▸ Data records:
◇ ◇ ◇
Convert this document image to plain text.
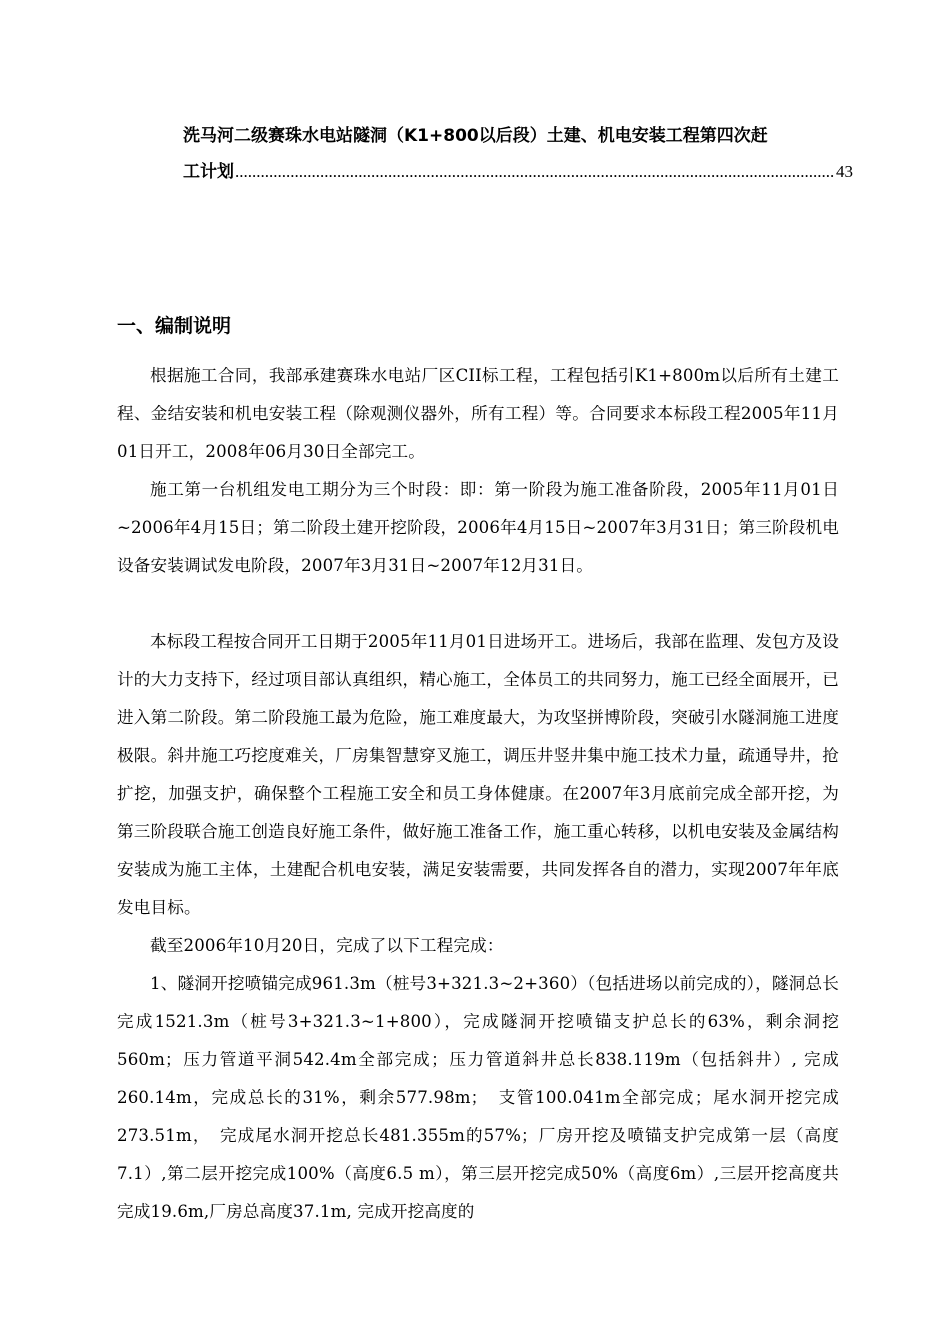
洗马河二级赛珠水电站隧洞（K1+800以后段）土建、机电安装工程第四次赶
工计划
.....	43
一、编制说明

根据施工合同，我部承建赛珠水电站厂区CII标工程，工程包括引K1+800m以后所有土建工程、金结安装和机电安装工程（除观测仪器外，所有工程）等。合同要求本标段工程2005年11月01日开工，2008年06月30日全部完工。

施工第一台机组发电工期分为三个时段：即：第一阶段为施工准备阶段，2005年11月01日~2006年4月15日；第二阶段土建开挖阶段，2006年4月15日~2007年3月31日；第三阶段机电设备安装调试发电阶段，2007年3月31日~2007年12月31日。

本标段工程按合同开工日期于2005年11月01日进场开工。进场后，我部在监理、发包方及设计的大力支持下，经过项目部认真组织，精心施工，全体员工的共同努力，施工已经全面展开，已进入第二阶段。第二阶段施工最为危险，施工难度最大，为攻坚拼博阶段，突破引水隧洞施工进度极限。斜井施工巧挖度难关，厂房集智慧穿叉施工，调压井竖井集中施工技术力量，疏通导井，抢扩挖，加强支护，确保整个工程施工安全和员工身体健康。在2007年3月底前完成全部开挖，为第三阶段联合施工创造良好施工条件，做好施工准备工作，施工重心转移，以机电安装及金属结构安装成为施工主体，土建配合机电安装，满足安装需要，共同发挥各自的潜力，实现2007年年底发电目标。

截至2006年10月20日，完成了以下工程完成：

1、隧洞开挖喷锚完成961.3m（桩号3+321.3~2+360）（包括进场以前完成的），隧洞总长完成1521.3m（桩号3+321.3~1+800），完成隧洞开挖喷锚支护总长的63%，剩余洞挖560m；压力管道平洞542.4m全部完成；压力管道斜井总长838.119m（包括斜井）, 完成260.14m，完成总长的31%，剩余577.98m；　支管100.041m全部完成；尾水洞开挖完成273.51m，　完成尾水洞开挖总长481.355m的57%；厂房开挖及喷锚支护完成第一层（高度7.1）,第二层开挖完成100%（高度6.5 m），第三层开挖完成50%（高度6m）,三层开挖高度共完成19.6m,厂房总高度37.1m, 完成开挖高度的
◇ ◇ ◇
▸ What is expected: Give an exact reproduction of every line, leaving out any picture.

▸ Full answer:
Convert this document image to plain text.
洗马河二级赛珠水电站隧洞（K1+800以后段）土建、机电安装工程第四次赶
工计划
.....	43
一、编制说明

根据施工合同，我部承建赛珠水电站厂区CII标工程，工程包括引K1+800m以后所有土建工程、金结安装和机电安装工程（除观测仪器外，所有工程）等。合同要求本标段工程2005年11月01日开工，2008年06月30日全部完工。

施工第一台机组发电工期分为三个时段：即：第一阶段为施工准备阶段，2005年11月01日~2006年4月15日；第二阶段土建开挖阶段，2006年4月15日~2007年3月31日；第三阶段机电设备安装调试发电阶段，2007年3月31日~2007年12月31日。

本标段工程按合同开工日期于2005年11月01日进场开工。进场后，我部在监理、发包方及设计的大力支持下，经过项目部认真组织，精心施工，全体员工的共同努力，施工已经全面展开，已进入第二阶段。第二阶段施工最为危险，施工难度最大，为攻坚拼博阶段，突破引水隧洞施工进度极限。斜井施工巧挖度难关，厂房集智慧穿叉施工，调压井竖井集中施工技术力量，疏通导井，抢扩挖，加强支护，确保整个工程施工安全和员工身体健康。在2007年3月底前完成全部开挖，为第三阶段联合施工创造良好施工条件，做好施工准备工作，施工重心转移，以机电安装及金属结构安装成为施工主体，土建配合机电安装，满足安装需要，共同发挥各自的潜力，实现2007年年底发电目标。

截至2006年10月20日，完成了以下工程完成：

1、隧洞开挖喷锚完成961.3m（桩号3+321.3~2+360）（包括进场以前完成的），隧洞总长完成1521.3m（桩号3+321.3~1+800），完成隧洞开挖喷锚支护总长的63%，剩余洞挖560m；压力管道平洞542.4m全部完成；压力管道斜井总长838.119m（包括斜井）, 完成260.14m，完成总长的31%，剩余577.98m；　支管100.041m全部完成；尾水洞开挖完成273.51m，　完成尾水洞开挖总长481.355m的57%；厂房开挖及喷锚支护完成第一层（高度7.1）,第二层开挖完成100%（高度6.5 m），第三层开挖完成50%（高度6m）,三层开挖高度共完成19.6m,厂房总高度37.1m, 完成开挖高度的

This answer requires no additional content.